SUPPLIED DATA:
*-*-*

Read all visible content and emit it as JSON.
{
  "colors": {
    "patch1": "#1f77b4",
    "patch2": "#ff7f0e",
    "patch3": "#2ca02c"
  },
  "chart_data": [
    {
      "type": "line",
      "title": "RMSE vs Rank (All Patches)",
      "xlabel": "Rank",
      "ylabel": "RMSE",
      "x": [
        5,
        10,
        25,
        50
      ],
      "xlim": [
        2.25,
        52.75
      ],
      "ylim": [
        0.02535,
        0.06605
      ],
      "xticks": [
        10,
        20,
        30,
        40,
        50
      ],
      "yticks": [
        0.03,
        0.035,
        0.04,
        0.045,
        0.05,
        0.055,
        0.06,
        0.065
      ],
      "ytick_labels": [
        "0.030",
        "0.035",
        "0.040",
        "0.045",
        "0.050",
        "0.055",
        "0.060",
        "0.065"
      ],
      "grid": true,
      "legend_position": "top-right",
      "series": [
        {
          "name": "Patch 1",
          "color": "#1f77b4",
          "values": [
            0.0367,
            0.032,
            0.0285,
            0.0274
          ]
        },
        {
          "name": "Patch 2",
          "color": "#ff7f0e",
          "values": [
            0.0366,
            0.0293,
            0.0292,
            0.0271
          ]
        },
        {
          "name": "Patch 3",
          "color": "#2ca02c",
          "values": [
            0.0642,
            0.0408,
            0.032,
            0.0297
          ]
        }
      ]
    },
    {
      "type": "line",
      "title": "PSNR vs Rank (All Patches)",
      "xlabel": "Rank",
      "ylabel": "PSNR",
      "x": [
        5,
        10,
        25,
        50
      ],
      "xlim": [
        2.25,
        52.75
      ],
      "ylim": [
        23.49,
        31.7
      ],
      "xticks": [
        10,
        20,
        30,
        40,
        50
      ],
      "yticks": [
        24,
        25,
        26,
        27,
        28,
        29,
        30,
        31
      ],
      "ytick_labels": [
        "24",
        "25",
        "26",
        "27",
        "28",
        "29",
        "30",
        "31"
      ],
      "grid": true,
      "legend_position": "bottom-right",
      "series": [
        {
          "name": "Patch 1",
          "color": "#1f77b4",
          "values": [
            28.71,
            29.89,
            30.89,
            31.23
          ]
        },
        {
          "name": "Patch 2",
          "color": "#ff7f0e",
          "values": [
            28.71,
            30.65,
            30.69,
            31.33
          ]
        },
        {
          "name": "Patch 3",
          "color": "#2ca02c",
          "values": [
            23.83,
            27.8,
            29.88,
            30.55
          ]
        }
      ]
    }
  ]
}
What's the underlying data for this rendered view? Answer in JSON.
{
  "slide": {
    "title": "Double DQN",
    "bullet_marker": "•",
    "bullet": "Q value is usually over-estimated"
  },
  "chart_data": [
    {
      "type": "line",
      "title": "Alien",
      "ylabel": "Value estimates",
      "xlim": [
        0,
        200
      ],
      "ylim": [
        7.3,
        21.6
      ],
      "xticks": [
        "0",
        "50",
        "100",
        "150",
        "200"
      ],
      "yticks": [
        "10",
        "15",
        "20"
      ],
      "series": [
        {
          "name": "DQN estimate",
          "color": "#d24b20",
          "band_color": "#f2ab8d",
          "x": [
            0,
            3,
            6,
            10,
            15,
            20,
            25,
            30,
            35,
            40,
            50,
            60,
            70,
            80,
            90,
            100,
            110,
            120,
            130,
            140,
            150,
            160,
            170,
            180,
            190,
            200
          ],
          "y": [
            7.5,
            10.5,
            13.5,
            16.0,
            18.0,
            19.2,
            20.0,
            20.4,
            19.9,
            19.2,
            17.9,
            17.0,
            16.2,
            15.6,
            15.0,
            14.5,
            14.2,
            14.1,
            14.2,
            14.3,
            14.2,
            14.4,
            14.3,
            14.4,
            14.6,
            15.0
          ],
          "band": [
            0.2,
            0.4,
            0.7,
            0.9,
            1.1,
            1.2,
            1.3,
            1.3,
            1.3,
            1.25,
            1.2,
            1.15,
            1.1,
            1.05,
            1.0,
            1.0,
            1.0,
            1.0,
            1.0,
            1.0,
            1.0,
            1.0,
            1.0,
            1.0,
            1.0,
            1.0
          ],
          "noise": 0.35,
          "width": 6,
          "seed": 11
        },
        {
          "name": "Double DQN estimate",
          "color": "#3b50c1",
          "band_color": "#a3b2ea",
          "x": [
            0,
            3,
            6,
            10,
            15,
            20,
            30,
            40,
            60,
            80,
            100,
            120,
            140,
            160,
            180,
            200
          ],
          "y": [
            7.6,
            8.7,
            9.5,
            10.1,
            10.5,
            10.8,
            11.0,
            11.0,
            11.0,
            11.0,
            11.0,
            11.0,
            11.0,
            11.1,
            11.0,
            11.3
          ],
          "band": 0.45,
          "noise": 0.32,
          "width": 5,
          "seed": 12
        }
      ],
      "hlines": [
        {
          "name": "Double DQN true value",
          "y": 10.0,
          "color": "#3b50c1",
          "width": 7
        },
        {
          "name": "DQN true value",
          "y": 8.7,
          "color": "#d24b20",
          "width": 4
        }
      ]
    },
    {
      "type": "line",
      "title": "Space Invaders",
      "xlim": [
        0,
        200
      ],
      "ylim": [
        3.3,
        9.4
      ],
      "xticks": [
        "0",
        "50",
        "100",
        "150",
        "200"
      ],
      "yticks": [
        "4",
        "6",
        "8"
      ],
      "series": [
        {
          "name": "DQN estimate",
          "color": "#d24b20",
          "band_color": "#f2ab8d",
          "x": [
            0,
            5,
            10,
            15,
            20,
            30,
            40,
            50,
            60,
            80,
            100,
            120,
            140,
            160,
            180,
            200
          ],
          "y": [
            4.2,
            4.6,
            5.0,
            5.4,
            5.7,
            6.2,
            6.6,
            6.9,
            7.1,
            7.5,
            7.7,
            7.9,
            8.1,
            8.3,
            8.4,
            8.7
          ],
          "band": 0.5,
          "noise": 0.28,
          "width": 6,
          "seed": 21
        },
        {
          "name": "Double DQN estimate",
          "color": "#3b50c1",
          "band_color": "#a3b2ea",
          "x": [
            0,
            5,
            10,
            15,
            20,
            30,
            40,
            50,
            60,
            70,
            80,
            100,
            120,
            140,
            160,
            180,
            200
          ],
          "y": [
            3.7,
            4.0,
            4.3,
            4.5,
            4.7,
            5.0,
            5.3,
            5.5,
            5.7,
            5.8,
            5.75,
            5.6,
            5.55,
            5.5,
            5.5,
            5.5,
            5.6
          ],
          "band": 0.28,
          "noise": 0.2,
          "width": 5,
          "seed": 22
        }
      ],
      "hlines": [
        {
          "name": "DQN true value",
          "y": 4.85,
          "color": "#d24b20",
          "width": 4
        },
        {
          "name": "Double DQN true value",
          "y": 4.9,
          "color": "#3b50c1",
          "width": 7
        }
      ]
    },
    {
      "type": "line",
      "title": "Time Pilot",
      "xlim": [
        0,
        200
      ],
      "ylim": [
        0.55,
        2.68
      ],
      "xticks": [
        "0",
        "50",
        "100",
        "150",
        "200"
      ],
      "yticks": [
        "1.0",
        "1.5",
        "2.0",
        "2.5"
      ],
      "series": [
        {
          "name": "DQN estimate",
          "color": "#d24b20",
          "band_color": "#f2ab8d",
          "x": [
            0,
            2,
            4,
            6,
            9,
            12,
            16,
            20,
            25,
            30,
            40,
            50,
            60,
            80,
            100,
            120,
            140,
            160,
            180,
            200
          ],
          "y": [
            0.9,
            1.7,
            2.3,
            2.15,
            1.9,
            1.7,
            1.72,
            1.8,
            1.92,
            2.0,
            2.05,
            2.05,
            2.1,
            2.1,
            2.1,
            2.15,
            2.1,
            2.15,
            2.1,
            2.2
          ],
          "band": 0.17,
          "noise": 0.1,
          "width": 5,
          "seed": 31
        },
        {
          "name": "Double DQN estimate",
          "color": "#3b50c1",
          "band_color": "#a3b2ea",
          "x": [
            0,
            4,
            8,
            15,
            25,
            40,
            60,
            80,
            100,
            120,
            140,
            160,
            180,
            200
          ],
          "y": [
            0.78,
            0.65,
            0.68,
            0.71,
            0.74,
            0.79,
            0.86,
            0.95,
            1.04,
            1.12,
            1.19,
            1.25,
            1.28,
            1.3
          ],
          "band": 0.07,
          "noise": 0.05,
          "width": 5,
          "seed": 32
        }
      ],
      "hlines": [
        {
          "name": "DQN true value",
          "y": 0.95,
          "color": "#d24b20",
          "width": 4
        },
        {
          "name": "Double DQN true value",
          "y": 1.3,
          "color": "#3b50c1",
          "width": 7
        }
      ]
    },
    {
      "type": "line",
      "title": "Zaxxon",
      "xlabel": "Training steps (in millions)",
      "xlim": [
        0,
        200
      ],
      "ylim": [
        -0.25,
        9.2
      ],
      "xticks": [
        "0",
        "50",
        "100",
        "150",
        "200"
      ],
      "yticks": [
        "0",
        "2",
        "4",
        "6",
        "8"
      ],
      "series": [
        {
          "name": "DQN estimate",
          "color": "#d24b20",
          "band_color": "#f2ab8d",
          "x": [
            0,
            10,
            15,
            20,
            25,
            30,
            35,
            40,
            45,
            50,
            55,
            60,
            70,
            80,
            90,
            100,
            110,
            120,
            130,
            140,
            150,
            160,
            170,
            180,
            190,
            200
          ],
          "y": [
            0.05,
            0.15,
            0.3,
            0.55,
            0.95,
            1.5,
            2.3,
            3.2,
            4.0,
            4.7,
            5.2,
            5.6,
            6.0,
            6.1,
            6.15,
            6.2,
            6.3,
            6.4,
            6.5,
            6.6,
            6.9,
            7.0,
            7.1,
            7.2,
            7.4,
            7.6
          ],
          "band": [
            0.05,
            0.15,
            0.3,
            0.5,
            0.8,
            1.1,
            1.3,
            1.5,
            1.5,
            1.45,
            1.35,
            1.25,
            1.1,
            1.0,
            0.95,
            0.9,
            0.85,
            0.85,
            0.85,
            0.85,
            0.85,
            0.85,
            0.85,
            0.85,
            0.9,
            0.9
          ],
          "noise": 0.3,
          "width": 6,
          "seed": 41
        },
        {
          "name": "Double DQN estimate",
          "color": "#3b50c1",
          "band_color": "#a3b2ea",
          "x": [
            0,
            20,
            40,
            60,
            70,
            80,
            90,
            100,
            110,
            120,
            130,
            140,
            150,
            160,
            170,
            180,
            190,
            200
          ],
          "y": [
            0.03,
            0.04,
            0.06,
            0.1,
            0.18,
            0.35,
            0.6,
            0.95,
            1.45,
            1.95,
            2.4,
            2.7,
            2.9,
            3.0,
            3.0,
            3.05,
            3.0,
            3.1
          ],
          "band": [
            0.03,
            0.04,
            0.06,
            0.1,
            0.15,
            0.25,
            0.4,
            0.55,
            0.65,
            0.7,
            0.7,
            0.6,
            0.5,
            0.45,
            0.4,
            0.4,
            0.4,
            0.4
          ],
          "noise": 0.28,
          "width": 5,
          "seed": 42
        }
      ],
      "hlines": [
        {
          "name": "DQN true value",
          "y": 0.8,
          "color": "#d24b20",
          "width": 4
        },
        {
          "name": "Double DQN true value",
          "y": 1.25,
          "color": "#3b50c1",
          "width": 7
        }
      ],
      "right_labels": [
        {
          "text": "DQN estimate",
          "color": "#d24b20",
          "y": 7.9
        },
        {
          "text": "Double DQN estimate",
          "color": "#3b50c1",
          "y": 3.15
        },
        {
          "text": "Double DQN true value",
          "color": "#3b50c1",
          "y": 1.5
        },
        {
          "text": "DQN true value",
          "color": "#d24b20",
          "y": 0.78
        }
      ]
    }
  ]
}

*-*-*

Return each full line of the entries that contains the word "title".

      "title": "RMSE vs Rank (All Patches)",
      "title": "PSNR vs Rank (All Patches)",
    "title": "Double DQN",
      "title": "Alien",
      "title": "Space Invaders",
      "title": "Time Pilot",
      "title": "Zaxxon",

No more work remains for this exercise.